** start Selected text **

Susan B. Anthony (born Susan Anthony; February 15, 1820 – March 13, 1906) was an American social reformer and women's rights activist who played a pivotal role in the women's suffrage movement. Born into a Quaker family committed to social equality, she collected anti-slavery petitions at the age of 17. In 1856, she became the New York state agent for the American Anti-Slavery Society.

In 1851, she met Elizabeth Cady Stanton, who became her lifelong friend and co-worker in social reform activities, primarily in the field of women's rights. In 1852, they founded the New York Women's State Temperance Society after Anthony was prevented from speaking at a temperance conference because she was female. In 1863, they founded the Women's Loyal National League, which conducted the largest petition drive in United States history up to that time, collecting nearly 400,000 signatures in support of the abolition of slavery. In 1866, they initiated the American Equal Rights Association, which campaigned for equal rights for both women and African Americans. In 1868, they began publishing a women's rights newspaper called The Revolution. In 1869, they founded the National Woman Suffrage Association as part of a split in the women's movement. In 1890, the split was formally healed when their organization merged with the rival American Woman Suffrage Association to form the National American Woman Suffrage Association, with Anthony as its key force. In 1876, Anthony and Stanton began working with Matilda Joslyn Gage on what eventually grew into the six-volume History of Woman Suffrage. The interests of Anthony and Stanton diverged somewhat in later years, but the two remained close friends.

** end Selected text **
** start Raw records **

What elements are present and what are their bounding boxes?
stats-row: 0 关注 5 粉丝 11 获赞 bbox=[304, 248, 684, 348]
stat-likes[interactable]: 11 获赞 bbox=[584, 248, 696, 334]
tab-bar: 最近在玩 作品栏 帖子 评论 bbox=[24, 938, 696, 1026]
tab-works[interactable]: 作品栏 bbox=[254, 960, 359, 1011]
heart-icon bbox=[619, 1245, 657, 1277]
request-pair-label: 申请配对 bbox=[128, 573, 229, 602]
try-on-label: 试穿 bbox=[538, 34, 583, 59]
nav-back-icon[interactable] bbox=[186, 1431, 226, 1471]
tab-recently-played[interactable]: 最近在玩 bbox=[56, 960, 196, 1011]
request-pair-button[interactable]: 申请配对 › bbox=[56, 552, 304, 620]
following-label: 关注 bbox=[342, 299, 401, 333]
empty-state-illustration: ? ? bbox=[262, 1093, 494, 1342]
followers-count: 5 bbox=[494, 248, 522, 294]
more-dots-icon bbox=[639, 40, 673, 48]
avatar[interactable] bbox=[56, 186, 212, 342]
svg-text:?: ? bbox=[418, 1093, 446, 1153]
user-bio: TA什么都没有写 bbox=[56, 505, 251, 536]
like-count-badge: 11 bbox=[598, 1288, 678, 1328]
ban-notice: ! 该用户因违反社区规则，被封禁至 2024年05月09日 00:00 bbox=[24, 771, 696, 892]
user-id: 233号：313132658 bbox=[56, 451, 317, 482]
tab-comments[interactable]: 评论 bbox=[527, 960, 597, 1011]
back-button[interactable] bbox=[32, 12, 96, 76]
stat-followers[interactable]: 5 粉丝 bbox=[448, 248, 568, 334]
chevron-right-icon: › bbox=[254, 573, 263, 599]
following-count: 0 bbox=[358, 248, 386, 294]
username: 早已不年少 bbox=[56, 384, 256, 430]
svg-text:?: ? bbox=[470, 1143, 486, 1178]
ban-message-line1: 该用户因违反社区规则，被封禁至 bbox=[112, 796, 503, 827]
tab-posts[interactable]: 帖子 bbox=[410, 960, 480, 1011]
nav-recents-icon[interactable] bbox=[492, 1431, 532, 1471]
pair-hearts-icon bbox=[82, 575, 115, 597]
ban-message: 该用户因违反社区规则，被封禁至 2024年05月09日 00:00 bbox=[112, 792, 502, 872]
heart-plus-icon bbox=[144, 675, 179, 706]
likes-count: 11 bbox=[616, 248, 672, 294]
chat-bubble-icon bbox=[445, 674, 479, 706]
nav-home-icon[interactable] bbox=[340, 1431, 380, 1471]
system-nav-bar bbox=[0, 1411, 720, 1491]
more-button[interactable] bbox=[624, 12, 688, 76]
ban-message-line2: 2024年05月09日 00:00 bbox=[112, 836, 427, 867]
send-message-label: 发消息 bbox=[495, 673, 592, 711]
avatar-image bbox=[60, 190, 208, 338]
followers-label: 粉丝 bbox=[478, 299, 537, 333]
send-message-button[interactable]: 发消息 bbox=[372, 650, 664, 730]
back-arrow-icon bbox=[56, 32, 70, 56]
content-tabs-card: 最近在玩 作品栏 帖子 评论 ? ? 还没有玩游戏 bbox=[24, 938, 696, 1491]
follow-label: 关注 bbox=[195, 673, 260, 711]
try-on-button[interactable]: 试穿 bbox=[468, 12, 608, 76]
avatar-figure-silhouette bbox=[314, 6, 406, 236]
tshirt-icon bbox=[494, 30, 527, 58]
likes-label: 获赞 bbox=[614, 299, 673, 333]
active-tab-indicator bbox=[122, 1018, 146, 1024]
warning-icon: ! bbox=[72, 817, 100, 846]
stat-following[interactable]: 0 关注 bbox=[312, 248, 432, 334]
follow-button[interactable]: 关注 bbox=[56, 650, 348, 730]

** end Raw records **

# Written request A:
Answer these questions using the text on Susan B. Anthony:
(i) At what age did Anthony collect anti-slavery petitions?
(ii) What was the name of the women's rights newspaper that Anthony and Stanton began publishing in 1868?
(iii) How many signatures did the Women's Loyal National League collect?
# Written request B:
Quote the text on Susan B. Anthony word for word, everything from "Susan B. Anthony" down to "American Anti-Slavery Society.".

# Exercise answer A:
(i) 17
(ii) The Revolution
(iii) Nearly 400,000

# Exercise answer B:
Susan B. Anthony (born Susan Anthony; February 15, 1820 – March 13, 1906) was an American social reformer and women's rights activist who played a pivotal role in the women's suffrage movement. Born into a Quaker family committed to social equality, she collected anti-slavery petitions at the age of 17. In 1856, she became the New York state agent for the American Anti-Slavery Society.